GIVEN REQUEST =>
Set the listing down unchanged, minus every embedded image.

[Raw records]
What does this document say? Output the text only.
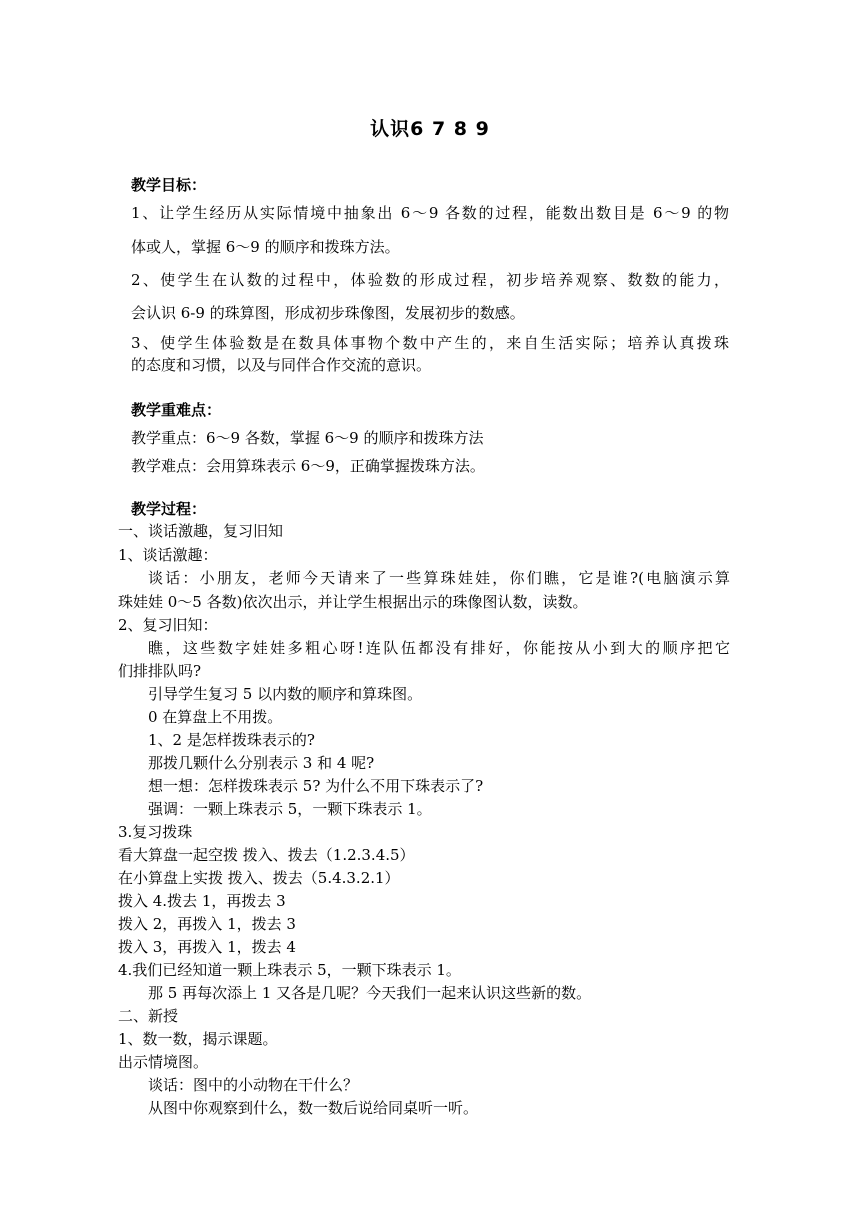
认识6 7 8 9
教学目标：
1、让学生经历从实际情境中抽象出 6～9 各数的过程，能数出数目是 6～9 的物
体或人，掌握 6～9 的顺序和拨珠方法。
2、使学生在认数的过程中，体验数的形成过程，初步培养观察、数数的能力，
会认识 6-9 的珠算图，形成初步珠像图，发展初步的数感。
3、使学生体验数是在数具体事物个数中产生的，来自生活实际；培养认真拨珠
的态度和习惯，以及与同伴合作交流的意识。
教学重难点：
教学重点：6～9 各数，掌握 6～9 的顺序和拨珠方法
教学难点：会用算珠表示 6～9，正确掌握拨珠方法。
教学过程：
一、谈话激趣，复习旧知
1、谈话激趣：
谈话：小朋友，老师今天请来了一些算珠娃娃，你们瞧，它是谁?(电脑演示算
珠娃娃 0～5 各数)依次出示，并让学生根据出示的珠像图认数，读数。
2、复习旧知：
瞧，这些数字娃娃多粗心呀!连队伍都没有排好，你能按从小到大的顺序把它
们排排队吗?
引导学生复习 5 以内数的顺序和算珠图。
0 在算盘上不用拨。
1、2 是怎样拨珠表示的?
那拨几颗什么分别表示 3 和 4 呢?
想一想：怎样拨珠表示 5? 为什么不用下珠表示了?
强调：一颗上珠表示 5，一颗下珠表示 1。
3.复习拨珠
看大算盘一起空拨 拨入、拨去（1.2.3.4.5）
在小算盘上实拨 拨入、拨去（5.4.3.2.1）
拨入 4.拨去 1，再拨去 3
拨入 2，再拨入 1，拨去 3
拨入 3，再拨入 1，拨去 4
4.我们已经知道一颗上珠表示 5，一颗下珠表示 1。
那 5 再每次添上 1 又各是几呢？今天我们一起来认识这些新的数。
二、新授
1、数一数，揭示课题。
出示情境图。
谈话：图中的小动物在干什么？
从图中你观察到什么，数一数后说给同桌听一听。
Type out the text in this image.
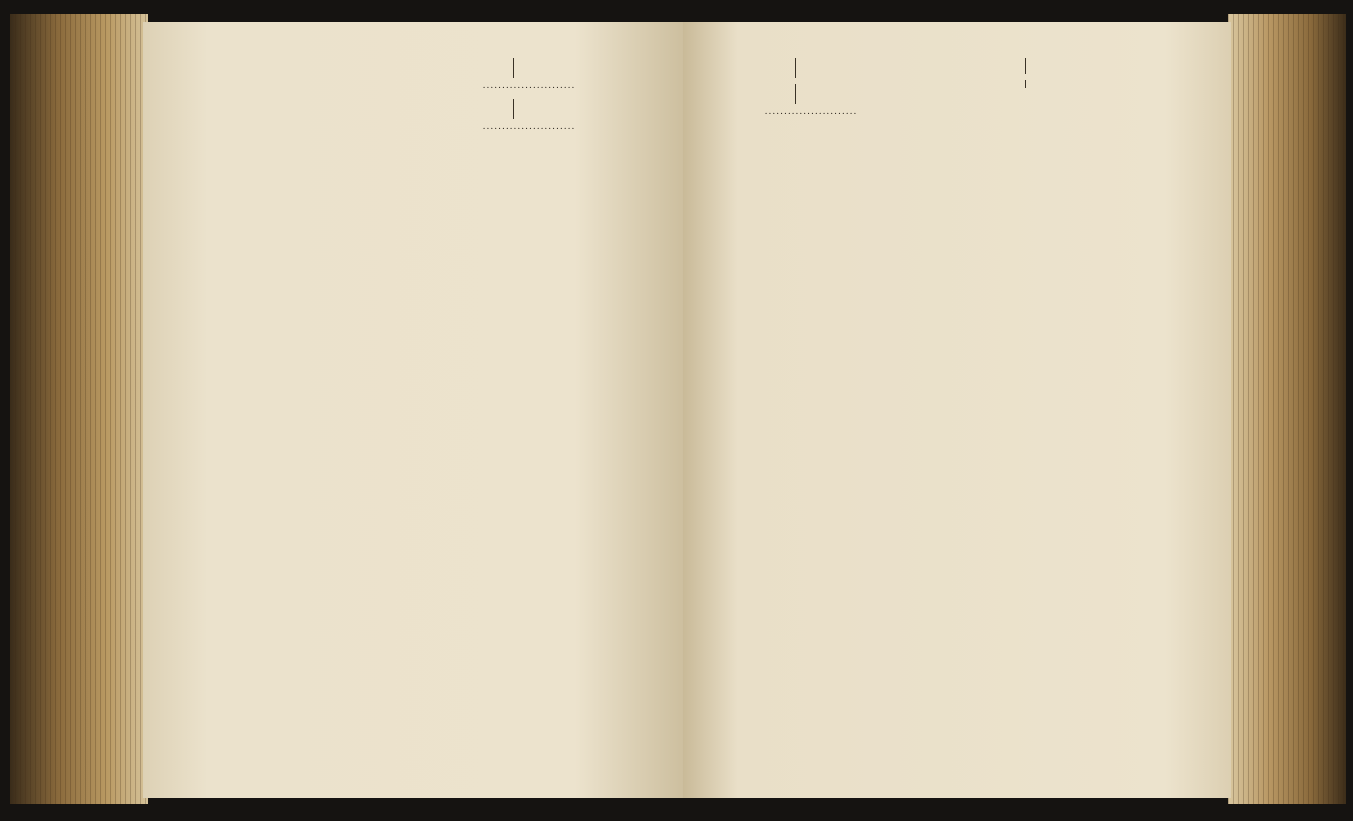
........................

........................

........................
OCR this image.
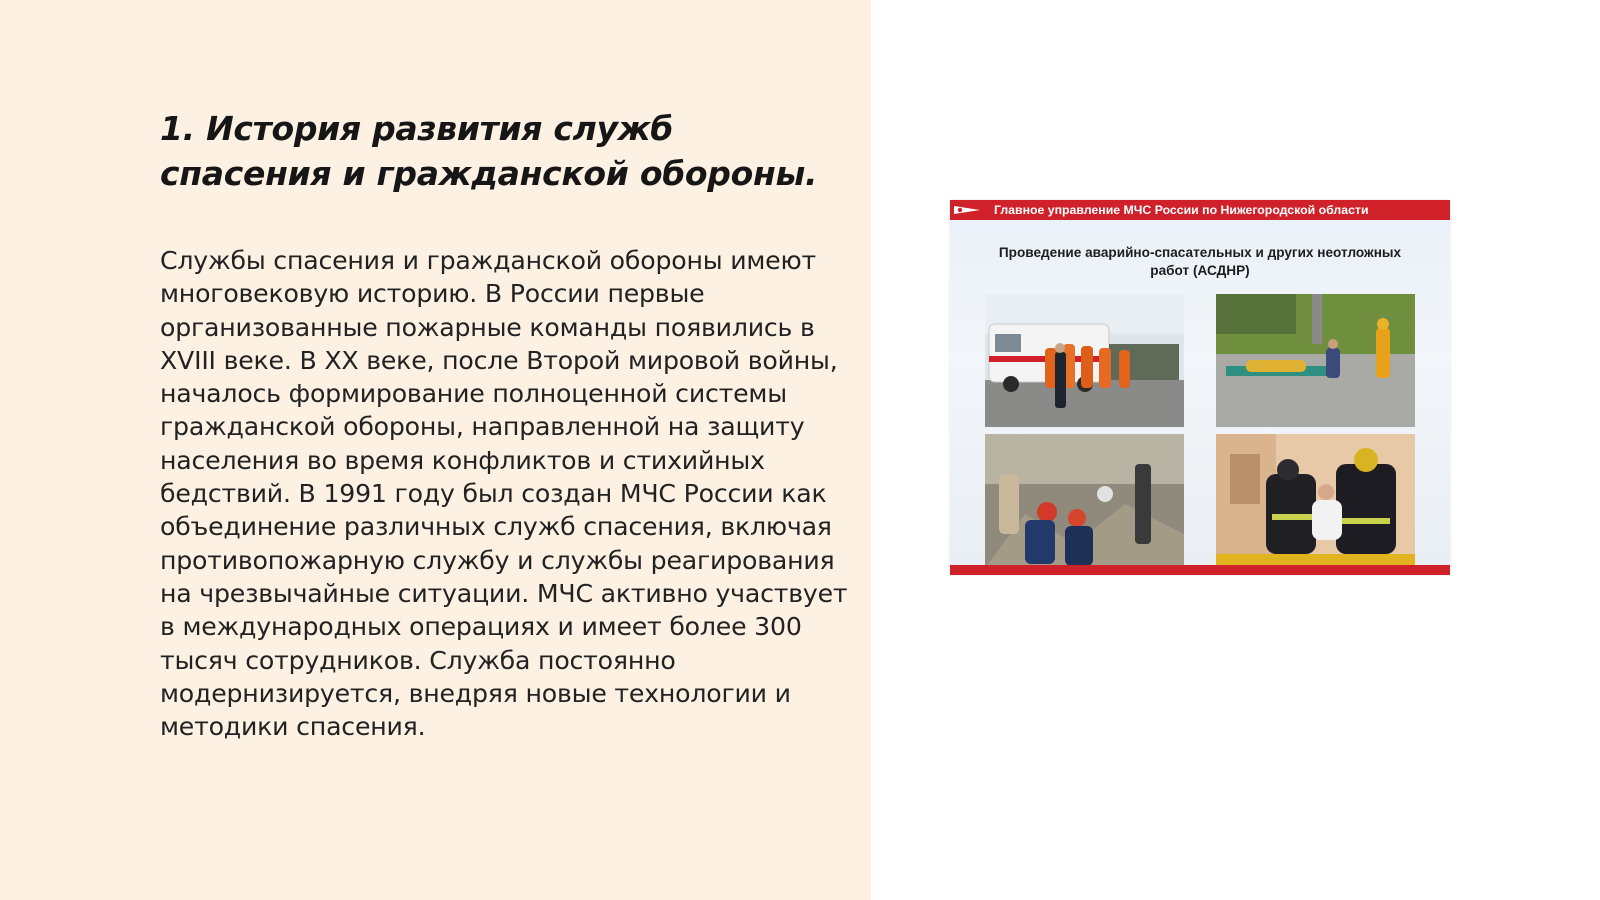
1. История развития служб спасения и гражданской обороны.

Службы спасения и гражданской обороны имеют многовековую историю. В России первые организованные пожарные команды появились в XVIII веке. В XX веке, после Второй мировой войны, началось формирование полноценной системы гражданской обороны, направленной на защиту населения во время конфликтов и стихийных бедствий. В 1991 году был создан МЧС России как объединение различных служб спасения, включая противопожарную службу и службы реагирования на чрезвычайные ситуации. МЧС активно участвует в международных операциях и имеет более 300 тысяч сотрудников. Служба постоянно модернизируется, внедряя новые технологии и методики спасения.

Главное управление МЧС России по Нижегородской области

Проведение аварийно-спасательных и других неотложных работ (АСДНР)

THE REPLY =>
What does this document say? Output the text only.
认识6 7 8 9
教学目标：
1、让学生经历从实际情境中抽象出 6～9 各数的过程，能数出数目是 6～9 的物
体或人，掌握 6～9 的顺序和拨珠方法。
2、使学生在认数的过程中，体验数的形成过程，初步培养观察、数数的能力，
会认识 6-9 的珠算图，形成初步珠像图，发展初步的数感。
3、使学生体验数是在数具体事物个数中产生的，来自生活实际；培养认真拨珠
的态度和习惯，以及与同伴合作交流的意识。
教学重难点：
教学重点：6～9 各数，掌握 6～9 的顺序和拨珠方法
教学难点：会用算珠表示 6～9，正确掌握拨珠方法。
教学过程：
一、谈话激趣，复习旧知
1、谈话激趣：
谈话：小朋友，老师今天请来了一些算珠娃娃，你们瞧，它是谁?(电脑演示算
珠娃娃 0～5 各数)依次出示，并让学生根据出示的珠像图认数，读数。
2、复习旧知：
瞧，这些数字娃娃多粗心呀!连队伍都没有排好，你能按从小到大的顺序把它
们排排队吗?
引导学生复习 5 以内数的顺序和算珠图。
0 在算盘上不用拨。
1、2 是怎样拨珠表示的?
那拨几颗什么分别表示 3 和 4 呢?
想一想：怎样拨珠表示 5? 为什么不用下珠表示了?
强调：一颗上珠表示 5，一颗下珠表示 1。
3.复习拨珠
看大算盘一起空拨 拨入、拨去（1.2.3.4.5）
在小算盘上实拨 拨入、拨去（5.4.3.2.1）
拨入 4.拨去 1，再拨去 3
拨入 2，再拨入 1，拨去 3
拨入 3，再拨入 1，拨去 4
4.我们已经知道一颗上珠表示 5，一颗下珠表示 1。
那 5 再每次添上 1 又各是几呢？今天我们一起来认识这些新的数。
二、新授
1、数一数，揭示课题。
出示情境图。
谈话：图中的小动物在干什么？
从图中你观察到什么，数一数后说给同桌听一听。
Type out the text in this image.
........................

........................

........................
OCR this image.
1. История развития служб спасения и гражданской обороны.

Службы спасения и гражданской обороны имеют многовековую историю. В России первые организованные пожарные команды появились в XVIII веке. В XX веке, после Второй мировой войны, началось формирование полноценной системы гражданской обороны, направленной на защиту населения во время конфликтов и стихийных бедствий. В 1991 году был создан МЧС России как объединение различных служб спасения, включая противопожарную службу и службы реагирования на чрезвычайные ситуации. МЧС активно участвует в международных операциях и имеет более 300 тысяч сотрудников. Служба постоянно модернизируется, внедряя новые технологии и методики спасения.

Главное управление МЧС России по Нижегородской области

Проведение аварийно-спасательных и других неотложных работ (АСДНР)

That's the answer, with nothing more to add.